**GOAL OF THE EXERCISE**. In the entries below, identify every line with the string "Without" and copy it.

— begin MATERIALS PROVIDED —

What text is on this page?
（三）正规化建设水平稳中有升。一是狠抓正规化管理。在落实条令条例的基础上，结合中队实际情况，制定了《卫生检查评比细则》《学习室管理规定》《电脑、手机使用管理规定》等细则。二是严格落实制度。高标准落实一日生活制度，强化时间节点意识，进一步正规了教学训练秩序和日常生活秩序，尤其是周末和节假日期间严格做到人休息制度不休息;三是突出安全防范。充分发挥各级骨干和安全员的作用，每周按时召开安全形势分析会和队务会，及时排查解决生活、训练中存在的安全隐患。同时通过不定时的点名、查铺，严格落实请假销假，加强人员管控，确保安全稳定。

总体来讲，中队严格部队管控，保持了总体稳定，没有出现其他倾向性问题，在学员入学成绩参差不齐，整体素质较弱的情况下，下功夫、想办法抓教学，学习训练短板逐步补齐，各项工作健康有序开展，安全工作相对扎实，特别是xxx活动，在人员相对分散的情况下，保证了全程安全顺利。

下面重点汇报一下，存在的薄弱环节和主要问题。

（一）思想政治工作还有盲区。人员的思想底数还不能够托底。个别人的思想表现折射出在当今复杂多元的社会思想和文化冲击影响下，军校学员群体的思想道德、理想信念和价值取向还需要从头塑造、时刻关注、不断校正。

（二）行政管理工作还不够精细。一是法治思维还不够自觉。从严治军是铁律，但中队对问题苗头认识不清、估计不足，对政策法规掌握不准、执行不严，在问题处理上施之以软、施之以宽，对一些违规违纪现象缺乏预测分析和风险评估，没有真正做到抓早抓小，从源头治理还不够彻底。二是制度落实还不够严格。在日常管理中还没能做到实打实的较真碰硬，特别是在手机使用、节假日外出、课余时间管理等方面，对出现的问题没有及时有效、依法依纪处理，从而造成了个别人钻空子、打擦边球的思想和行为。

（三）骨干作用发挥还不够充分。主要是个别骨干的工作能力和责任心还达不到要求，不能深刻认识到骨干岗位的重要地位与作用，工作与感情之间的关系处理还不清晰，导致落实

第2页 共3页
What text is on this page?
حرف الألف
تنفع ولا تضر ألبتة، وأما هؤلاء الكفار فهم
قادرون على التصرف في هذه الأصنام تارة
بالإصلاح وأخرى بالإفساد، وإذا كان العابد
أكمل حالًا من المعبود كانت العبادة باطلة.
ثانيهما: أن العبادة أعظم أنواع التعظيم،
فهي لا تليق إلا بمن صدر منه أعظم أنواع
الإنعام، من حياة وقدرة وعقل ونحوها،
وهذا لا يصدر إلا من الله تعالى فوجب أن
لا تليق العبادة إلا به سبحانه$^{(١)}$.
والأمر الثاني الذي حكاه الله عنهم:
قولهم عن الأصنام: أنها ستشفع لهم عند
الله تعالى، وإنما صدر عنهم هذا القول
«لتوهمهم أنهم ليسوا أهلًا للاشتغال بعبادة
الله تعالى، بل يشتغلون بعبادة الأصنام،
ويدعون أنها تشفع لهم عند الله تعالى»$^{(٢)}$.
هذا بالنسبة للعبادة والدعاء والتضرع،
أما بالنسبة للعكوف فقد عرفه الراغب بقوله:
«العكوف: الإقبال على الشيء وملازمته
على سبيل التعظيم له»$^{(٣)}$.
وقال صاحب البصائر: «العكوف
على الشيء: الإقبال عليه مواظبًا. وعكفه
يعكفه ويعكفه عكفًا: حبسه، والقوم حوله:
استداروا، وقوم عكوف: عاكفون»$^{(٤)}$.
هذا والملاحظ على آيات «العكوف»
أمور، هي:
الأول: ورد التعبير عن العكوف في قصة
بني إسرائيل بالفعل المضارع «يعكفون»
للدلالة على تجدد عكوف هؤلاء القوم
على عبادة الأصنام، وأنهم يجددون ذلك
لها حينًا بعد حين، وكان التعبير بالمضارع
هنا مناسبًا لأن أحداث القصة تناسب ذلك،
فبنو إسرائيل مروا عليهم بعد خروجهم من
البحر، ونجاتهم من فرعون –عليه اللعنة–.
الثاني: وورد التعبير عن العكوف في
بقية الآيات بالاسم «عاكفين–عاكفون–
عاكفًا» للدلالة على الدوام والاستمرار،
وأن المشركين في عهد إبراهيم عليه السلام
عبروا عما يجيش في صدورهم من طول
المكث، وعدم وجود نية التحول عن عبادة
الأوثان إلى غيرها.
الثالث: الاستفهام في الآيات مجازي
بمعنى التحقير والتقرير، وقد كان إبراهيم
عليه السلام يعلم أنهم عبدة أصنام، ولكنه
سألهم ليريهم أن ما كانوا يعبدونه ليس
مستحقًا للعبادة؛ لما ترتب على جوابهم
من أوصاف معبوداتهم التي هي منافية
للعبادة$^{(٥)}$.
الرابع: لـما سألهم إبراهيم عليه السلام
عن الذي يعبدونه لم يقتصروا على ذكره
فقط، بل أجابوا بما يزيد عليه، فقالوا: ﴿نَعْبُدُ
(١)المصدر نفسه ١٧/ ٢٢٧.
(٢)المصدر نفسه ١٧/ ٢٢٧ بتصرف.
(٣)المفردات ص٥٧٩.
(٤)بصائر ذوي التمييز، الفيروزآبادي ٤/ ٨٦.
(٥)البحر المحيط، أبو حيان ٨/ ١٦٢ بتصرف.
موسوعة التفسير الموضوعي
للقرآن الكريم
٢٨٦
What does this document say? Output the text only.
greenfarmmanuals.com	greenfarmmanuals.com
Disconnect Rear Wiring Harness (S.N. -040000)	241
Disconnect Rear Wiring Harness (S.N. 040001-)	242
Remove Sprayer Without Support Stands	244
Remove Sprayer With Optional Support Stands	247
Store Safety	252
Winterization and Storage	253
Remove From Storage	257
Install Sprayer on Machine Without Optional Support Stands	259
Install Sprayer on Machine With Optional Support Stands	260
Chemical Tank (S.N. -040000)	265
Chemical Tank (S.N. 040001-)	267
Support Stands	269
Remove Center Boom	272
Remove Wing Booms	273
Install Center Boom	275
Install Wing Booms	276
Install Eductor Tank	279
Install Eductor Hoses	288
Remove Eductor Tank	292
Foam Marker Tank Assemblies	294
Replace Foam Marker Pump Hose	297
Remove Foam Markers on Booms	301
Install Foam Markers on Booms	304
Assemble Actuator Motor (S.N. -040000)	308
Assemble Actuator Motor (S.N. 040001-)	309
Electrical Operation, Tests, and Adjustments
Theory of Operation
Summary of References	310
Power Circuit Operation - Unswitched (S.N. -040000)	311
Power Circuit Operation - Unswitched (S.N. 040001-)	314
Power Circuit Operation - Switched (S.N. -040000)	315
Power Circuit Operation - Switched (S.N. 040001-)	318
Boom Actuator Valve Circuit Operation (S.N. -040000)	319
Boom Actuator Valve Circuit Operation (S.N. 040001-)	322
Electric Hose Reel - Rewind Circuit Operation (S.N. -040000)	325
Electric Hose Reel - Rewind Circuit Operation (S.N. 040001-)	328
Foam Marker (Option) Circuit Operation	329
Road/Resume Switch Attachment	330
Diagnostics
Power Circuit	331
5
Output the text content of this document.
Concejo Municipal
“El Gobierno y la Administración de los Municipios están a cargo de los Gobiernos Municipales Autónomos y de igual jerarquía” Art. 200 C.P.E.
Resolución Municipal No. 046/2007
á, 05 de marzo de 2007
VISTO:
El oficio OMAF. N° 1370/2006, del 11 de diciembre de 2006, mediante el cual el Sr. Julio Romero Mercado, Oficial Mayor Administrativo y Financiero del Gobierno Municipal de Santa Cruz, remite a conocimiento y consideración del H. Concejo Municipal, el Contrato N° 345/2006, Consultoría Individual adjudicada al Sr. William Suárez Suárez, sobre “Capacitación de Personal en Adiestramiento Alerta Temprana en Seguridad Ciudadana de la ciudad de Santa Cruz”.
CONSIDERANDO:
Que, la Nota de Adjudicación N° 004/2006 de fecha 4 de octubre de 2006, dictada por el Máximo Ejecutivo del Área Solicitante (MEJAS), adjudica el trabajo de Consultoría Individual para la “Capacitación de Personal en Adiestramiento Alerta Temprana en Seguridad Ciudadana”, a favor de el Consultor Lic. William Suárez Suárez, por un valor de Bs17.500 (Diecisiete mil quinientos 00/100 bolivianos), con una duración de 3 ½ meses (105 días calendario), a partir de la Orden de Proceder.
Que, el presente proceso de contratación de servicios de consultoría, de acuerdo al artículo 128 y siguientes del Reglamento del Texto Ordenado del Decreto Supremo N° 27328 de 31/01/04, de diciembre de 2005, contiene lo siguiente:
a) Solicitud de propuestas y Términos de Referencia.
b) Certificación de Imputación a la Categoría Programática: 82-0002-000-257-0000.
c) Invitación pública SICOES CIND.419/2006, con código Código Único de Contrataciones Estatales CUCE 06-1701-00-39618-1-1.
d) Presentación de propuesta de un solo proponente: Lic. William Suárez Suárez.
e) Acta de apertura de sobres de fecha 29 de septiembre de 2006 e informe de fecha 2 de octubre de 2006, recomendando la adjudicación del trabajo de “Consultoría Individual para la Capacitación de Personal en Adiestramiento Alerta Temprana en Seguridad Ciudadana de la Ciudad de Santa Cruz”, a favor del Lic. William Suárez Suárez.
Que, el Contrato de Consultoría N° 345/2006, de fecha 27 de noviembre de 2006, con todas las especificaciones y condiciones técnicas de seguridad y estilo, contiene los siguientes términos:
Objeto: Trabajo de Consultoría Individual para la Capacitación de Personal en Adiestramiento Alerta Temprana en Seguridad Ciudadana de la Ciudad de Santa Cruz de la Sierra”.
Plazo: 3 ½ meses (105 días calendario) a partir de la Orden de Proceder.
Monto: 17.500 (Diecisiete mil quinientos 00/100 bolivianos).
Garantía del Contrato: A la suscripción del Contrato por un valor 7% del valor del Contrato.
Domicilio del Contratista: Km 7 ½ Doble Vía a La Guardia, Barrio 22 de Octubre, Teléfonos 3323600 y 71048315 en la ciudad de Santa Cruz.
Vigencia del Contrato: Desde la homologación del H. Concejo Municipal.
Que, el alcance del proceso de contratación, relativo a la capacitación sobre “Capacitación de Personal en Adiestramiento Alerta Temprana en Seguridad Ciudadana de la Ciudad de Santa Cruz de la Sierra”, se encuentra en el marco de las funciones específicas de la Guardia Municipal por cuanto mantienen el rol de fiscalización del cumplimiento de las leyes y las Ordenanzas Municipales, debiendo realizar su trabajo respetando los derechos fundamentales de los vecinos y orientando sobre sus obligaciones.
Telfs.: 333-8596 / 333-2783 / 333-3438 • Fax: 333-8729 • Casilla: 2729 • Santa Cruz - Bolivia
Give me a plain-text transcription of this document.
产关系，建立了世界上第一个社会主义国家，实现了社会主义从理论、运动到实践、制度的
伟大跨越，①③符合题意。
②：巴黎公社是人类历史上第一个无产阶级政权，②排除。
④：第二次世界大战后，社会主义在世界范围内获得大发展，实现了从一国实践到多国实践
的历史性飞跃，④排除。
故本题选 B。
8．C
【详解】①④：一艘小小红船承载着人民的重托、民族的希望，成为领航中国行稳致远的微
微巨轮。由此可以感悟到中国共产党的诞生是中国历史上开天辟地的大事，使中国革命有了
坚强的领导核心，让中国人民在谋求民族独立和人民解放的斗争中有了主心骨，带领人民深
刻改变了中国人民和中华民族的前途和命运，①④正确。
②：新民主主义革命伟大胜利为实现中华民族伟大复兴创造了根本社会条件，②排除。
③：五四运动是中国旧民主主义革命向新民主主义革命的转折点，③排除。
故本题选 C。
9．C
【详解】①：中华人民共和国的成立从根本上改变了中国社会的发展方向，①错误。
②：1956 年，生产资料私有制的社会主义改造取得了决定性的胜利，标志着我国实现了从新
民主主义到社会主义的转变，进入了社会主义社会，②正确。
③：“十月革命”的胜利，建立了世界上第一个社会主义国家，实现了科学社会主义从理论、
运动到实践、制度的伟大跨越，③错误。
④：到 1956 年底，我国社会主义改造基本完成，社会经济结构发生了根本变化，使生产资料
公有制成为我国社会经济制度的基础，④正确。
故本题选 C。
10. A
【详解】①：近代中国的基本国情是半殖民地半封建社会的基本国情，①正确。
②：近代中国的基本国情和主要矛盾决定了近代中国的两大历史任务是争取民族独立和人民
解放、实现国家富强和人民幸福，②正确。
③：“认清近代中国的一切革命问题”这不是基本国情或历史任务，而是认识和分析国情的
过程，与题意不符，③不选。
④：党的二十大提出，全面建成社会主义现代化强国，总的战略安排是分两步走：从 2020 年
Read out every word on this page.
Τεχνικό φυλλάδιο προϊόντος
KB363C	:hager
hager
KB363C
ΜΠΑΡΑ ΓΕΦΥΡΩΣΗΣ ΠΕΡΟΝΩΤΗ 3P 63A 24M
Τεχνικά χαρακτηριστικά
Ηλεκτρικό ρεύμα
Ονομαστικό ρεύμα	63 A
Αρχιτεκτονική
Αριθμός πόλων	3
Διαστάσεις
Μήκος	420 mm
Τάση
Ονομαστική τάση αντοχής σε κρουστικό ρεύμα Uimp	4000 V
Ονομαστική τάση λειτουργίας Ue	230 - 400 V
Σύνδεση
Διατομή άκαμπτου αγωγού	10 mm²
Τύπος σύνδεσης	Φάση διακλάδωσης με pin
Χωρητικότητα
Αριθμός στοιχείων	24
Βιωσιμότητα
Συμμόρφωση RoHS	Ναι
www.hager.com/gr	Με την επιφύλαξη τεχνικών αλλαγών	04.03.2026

— end MATERIALS PROVIDED —

**SOLUTION TO THIS EXERCISE**.
Remove Sprayer Without Support Stands	244
Install Sprayer on Machine Without Optional Support Stands	259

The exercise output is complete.